* _Task directions_
Count every line of the material that holds the string "levels". Respond with the total only.
------------
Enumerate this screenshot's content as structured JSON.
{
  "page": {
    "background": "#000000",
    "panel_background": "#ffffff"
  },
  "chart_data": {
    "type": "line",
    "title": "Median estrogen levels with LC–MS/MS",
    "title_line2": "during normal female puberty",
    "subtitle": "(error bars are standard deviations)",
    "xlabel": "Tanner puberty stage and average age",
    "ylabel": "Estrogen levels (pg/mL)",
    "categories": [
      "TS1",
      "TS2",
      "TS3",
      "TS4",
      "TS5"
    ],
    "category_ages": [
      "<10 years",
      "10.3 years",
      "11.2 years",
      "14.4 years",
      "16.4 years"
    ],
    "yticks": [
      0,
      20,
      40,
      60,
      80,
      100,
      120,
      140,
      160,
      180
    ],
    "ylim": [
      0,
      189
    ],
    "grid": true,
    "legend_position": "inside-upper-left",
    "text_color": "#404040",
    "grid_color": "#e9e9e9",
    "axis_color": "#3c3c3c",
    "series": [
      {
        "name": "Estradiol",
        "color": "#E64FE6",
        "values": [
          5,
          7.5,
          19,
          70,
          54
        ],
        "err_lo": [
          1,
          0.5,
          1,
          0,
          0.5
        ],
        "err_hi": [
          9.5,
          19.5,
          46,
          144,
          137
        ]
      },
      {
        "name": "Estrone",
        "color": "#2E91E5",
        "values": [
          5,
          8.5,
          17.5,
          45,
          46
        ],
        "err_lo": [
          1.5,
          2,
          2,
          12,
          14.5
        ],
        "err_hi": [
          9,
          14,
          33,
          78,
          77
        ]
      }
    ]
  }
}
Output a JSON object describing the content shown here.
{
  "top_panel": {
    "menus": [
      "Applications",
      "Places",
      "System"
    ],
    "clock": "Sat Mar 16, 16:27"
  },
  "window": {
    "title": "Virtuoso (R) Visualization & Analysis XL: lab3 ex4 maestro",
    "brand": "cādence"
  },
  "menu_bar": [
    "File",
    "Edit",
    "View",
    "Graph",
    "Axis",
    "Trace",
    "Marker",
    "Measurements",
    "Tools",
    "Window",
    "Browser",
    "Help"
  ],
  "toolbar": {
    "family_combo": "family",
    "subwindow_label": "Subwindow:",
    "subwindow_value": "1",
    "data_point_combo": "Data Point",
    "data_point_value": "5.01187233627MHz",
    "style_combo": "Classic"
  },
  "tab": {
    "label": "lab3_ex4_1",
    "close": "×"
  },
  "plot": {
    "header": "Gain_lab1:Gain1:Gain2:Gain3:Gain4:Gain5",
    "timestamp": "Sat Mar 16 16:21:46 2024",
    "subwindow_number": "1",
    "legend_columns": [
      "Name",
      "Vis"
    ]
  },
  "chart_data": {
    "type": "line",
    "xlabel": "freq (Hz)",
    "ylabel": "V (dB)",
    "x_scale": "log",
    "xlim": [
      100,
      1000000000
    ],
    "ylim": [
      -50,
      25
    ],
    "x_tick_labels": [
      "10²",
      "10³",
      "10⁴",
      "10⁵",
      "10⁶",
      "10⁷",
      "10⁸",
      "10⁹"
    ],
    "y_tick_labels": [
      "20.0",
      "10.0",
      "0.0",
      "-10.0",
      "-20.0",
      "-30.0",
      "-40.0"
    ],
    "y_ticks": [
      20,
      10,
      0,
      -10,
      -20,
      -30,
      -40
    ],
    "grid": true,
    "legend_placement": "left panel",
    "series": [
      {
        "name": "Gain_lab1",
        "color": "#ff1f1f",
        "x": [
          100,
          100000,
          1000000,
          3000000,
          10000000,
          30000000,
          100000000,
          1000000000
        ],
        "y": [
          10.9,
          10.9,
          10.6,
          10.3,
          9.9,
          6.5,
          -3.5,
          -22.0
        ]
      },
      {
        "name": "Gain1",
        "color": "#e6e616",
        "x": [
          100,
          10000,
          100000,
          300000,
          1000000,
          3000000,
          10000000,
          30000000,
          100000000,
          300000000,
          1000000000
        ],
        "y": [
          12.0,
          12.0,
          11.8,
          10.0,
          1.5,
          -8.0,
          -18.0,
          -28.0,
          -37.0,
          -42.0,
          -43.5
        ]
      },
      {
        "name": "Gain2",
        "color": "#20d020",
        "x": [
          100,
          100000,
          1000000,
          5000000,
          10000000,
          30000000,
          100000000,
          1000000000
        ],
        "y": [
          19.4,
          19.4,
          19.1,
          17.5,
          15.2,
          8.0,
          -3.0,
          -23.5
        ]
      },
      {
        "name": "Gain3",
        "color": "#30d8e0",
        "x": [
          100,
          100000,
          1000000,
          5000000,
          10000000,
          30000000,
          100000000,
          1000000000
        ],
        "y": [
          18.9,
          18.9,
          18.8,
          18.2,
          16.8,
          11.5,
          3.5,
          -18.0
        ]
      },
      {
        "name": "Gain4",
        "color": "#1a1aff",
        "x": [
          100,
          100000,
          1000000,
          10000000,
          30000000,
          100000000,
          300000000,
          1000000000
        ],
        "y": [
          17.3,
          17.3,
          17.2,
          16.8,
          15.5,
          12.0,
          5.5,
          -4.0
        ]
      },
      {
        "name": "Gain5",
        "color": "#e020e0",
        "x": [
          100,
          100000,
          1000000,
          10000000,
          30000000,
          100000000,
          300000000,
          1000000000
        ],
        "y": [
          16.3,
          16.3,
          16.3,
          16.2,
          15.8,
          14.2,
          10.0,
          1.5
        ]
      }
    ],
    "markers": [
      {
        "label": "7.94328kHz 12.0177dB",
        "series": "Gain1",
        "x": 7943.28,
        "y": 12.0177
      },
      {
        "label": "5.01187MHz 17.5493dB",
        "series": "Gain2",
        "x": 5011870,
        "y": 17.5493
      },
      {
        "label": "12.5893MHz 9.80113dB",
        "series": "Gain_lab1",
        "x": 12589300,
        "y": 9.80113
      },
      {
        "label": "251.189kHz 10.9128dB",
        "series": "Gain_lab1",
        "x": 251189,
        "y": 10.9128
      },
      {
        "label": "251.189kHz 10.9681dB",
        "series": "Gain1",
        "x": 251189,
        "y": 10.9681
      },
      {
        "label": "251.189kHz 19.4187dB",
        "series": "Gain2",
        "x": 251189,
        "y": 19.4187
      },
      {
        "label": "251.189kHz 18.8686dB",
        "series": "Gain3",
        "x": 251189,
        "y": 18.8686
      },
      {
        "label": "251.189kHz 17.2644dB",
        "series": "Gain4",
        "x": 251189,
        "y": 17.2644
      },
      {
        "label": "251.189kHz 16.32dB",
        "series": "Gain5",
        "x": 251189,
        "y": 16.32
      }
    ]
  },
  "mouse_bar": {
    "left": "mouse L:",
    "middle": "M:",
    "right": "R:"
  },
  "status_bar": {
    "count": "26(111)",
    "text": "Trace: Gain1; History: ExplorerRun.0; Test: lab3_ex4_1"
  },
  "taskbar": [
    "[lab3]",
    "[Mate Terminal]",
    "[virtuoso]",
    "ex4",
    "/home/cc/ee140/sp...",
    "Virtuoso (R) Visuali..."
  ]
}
------------
* _Task result_
2